● DATASET ENTRIES
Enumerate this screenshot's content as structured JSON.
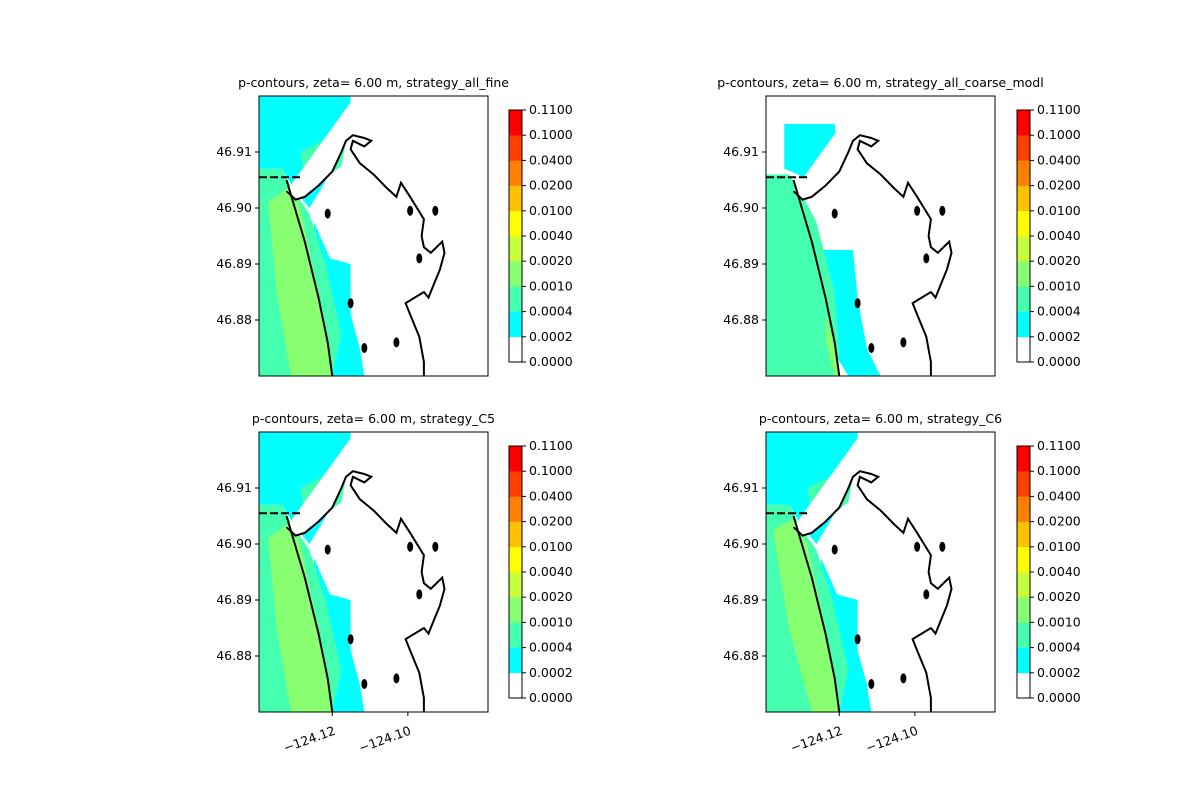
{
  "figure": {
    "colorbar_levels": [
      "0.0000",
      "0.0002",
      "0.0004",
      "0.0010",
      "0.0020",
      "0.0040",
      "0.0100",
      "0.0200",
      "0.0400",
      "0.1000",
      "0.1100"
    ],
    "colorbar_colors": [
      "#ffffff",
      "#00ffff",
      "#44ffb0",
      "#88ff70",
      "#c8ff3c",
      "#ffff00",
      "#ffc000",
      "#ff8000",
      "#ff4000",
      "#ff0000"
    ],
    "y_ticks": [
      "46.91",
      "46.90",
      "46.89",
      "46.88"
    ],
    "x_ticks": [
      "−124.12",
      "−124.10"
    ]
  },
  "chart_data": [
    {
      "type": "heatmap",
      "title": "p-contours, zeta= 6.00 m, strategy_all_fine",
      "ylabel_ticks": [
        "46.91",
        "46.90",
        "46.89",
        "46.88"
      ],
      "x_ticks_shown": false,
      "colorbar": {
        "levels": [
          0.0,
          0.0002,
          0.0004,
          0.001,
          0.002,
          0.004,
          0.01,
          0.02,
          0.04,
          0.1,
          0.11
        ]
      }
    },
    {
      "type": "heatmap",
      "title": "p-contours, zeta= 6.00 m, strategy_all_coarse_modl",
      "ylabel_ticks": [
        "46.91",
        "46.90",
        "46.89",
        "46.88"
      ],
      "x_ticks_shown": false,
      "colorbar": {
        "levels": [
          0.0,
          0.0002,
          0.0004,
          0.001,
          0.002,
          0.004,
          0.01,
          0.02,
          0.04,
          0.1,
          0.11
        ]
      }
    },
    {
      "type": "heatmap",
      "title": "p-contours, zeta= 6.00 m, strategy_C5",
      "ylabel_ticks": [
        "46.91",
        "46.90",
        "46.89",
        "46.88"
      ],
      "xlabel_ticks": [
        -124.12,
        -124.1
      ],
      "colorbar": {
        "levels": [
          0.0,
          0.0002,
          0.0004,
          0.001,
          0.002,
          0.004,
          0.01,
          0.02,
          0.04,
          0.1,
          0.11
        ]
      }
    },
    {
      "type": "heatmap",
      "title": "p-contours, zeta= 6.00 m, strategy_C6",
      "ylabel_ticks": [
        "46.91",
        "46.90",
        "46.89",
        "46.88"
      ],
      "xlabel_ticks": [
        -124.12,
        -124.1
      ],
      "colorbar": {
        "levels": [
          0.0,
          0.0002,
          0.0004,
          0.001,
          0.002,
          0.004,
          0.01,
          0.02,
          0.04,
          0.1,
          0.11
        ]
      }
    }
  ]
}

● TASK REQUIREMENTS
Every entry above is to be set down exactly; the pictures are to be left out.

● THE OUTPUT
Enumerate this screenshot's content as structured JSON.
{
  "figure": {
    "colorbar_levels": [
      "0.0000",
      "0.0002",
      "0.0004",
      "0.0010",
      "0.0020",
      "0.0040",
      "0.0100",
      "0.0200",
      "0.0400",
      "0.1000",
      "0.1100"
    ],
    "colorbar_colors": [
      "#ffffff",
      "#00ffff",
      "#44ffb0",
      "#88ff70",
      "#c8ff3c",
      "#ffff00",
      "#ffc000",
      "#ff8000",
      "#ff4000",
      "#ff0000"
    ],
    "y_ticks": [
      "46.91",
      "46.90",
      "46.89",
      "46.88"
    ],
    "x_ticks": [
      "−124.12",
      "−124.10"
    ]
  },
  "chart_data": [
    {
      "type": "heatmap",
      "title": "p-contours, zeta= 6.00 m, strategy_all_fine",
      "ylabel_ticks": [
        "46.91",
        "46.90",
        "46.89",
        "46.88"
      ],
      "x_ticks_shown": false,
      "colorbar": {
        "levels": [
          0.0,
          0.0002,
          0.0004,
          0.001,
          0.002,
          0.004,
          0.01,
          0.02,
          0.04,
          0.1,
          0.11
        ]
      }
    },
    {
      "type": "heatmap",
      "title": "p-contours, zeta= 6.00 m, strategy_all_coarse_modl",
      "ylabel_ticks": [
        "46.91",
        "46.90",
        "46.89",
        "46.88"
      ],
      "x_ticks_shown": false,
      "colorbar": {
        "levels": [
          0.0,
          0.0002,
          0.0004,
          0.001,
          0.002,
          0.004,
          0.01,
          0.02,
          0.04,
          0.1,
          0.11
        ]
      }
    },
    {
      "type": "heatmap",
      "title": "p-contours, zeta= 6.00 m, strategy_C5",
      "ylabel_ticks": [
        "46.91",
        "46.90",
        "46.89",
        "46.88"
      ],
      "xlabel_ticks": [
        -124.12,
        -124.1
      ],
      "colorbar": {
        "levels": [
          0.0,
          0.0002,
          0.0004,
          0.001,
          0.002,
          0.004,
          0.01,
          0.02,
          0.04,
          0.1,
          0.11
        ]
      }
    },
    {
      "type": "heatmap",
      "title": "p-contours, zeta= 6.00 m, strategy_C6",
      "ylabel_ticks": [
        "46.91",
        "46.90",
        "46.89",
        "46.88"
      ],
      "xlabel_ticks": [
        -124.12,
        -124.1
      ],
      "colorbar": {
        "levels": [
          0.0,
          0.0002,
          0.0004,
          0.001,
          0.002,
          0.004,
          0.01,
          0.02,
          0.04,
          0.1,
          0.11
        ]
      }
    }
  ]
}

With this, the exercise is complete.